**WHAT NEEDS TO BE DONE**: Go through the listing and return every line with "more" in it.

---------------

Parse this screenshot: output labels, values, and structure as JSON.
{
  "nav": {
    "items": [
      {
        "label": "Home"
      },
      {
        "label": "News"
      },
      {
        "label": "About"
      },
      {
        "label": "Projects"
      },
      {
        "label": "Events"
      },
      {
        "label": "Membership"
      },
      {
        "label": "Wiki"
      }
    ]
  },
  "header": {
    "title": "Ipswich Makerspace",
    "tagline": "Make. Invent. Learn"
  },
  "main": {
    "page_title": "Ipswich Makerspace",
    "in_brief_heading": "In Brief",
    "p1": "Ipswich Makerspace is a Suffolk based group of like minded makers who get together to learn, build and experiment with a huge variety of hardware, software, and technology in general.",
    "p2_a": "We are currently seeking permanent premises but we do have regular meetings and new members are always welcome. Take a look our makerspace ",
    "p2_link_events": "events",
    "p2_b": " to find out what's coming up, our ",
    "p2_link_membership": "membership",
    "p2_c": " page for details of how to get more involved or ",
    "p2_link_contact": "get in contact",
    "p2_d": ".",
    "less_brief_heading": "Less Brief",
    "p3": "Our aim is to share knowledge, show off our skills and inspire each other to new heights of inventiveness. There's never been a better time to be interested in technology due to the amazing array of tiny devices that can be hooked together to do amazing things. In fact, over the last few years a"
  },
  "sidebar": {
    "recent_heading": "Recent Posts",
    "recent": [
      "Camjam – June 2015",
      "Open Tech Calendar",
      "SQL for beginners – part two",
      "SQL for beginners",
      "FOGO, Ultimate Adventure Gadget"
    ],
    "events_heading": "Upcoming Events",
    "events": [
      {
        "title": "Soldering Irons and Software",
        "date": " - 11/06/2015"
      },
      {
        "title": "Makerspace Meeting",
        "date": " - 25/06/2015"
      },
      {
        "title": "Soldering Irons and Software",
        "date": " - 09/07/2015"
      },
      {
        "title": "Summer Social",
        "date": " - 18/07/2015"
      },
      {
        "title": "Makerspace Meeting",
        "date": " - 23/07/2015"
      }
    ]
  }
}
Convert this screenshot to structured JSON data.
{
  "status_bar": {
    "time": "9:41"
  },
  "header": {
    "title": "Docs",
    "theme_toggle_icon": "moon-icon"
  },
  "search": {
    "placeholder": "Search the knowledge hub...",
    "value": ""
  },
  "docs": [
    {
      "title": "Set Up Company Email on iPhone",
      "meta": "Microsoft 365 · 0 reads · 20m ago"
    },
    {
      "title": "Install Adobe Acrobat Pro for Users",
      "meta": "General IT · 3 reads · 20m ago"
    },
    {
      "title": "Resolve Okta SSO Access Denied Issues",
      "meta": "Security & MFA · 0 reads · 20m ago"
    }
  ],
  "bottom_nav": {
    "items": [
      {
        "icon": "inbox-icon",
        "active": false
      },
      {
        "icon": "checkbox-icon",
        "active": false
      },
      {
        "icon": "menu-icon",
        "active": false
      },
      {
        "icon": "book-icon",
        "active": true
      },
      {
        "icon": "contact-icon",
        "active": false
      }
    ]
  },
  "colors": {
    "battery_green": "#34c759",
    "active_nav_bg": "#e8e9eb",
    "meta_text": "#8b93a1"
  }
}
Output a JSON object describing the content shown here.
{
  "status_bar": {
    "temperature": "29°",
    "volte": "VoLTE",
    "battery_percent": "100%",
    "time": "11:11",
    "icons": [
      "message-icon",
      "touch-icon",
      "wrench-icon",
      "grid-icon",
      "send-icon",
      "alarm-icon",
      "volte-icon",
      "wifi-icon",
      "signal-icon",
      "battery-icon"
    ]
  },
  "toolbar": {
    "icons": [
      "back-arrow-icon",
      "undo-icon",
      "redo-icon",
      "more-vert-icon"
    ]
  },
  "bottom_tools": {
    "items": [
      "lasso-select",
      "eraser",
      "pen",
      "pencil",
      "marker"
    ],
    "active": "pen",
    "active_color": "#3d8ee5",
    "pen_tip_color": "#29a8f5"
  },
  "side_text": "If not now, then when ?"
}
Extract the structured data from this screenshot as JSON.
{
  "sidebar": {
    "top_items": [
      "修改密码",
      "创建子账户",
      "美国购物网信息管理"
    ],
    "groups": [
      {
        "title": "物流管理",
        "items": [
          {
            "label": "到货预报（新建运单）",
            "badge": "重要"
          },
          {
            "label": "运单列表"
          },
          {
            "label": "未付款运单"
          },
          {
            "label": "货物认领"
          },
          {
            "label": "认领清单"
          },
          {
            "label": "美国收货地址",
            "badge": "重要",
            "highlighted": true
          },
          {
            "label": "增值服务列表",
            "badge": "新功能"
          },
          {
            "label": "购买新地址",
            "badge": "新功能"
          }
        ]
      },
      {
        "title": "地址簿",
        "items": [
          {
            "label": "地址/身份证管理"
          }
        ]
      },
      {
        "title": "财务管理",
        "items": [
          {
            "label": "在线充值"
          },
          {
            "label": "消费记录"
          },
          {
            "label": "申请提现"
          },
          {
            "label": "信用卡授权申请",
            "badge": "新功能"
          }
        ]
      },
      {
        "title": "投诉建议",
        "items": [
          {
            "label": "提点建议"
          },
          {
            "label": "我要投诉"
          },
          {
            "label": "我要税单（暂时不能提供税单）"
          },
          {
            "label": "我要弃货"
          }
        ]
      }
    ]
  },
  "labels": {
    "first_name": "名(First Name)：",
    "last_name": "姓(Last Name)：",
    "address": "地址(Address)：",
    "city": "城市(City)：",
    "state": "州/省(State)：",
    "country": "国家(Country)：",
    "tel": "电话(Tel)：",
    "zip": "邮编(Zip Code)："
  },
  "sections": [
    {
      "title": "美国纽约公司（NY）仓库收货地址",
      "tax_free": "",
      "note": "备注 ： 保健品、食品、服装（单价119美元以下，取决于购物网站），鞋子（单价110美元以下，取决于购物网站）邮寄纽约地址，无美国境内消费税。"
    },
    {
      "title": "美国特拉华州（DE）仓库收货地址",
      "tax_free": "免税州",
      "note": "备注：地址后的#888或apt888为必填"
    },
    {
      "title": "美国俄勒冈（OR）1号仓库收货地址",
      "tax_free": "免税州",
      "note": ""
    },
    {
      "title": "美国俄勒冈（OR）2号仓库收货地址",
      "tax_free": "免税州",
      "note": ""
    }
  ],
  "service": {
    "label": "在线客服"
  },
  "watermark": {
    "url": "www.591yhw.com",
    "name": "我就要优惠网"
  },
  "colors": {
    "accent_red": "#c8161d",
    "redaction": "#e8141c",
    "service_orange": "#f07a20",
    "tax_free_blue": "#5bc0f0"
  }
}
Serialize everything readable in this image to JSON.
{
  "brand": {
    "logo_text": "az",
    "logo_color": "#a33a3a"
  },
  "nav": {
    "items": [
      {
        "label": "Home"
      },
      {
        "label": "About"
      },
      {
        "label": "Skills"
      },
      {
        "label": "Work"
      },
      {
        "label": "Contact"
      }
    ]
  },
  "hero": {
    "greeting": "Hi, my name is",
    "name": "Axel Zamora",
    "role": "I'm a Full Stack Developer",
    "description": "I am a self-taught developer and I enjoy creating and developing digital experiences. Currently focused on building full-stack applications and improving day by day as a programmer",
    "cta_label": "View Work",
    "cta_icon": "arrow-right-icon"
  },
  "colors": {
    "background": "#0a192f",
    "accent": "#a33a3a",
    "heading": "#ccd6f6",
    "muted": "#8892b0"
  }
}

---------------

**RESULT**:
    "p2_c": " page for details of how to get more involved or ",
      "more-vert-icon"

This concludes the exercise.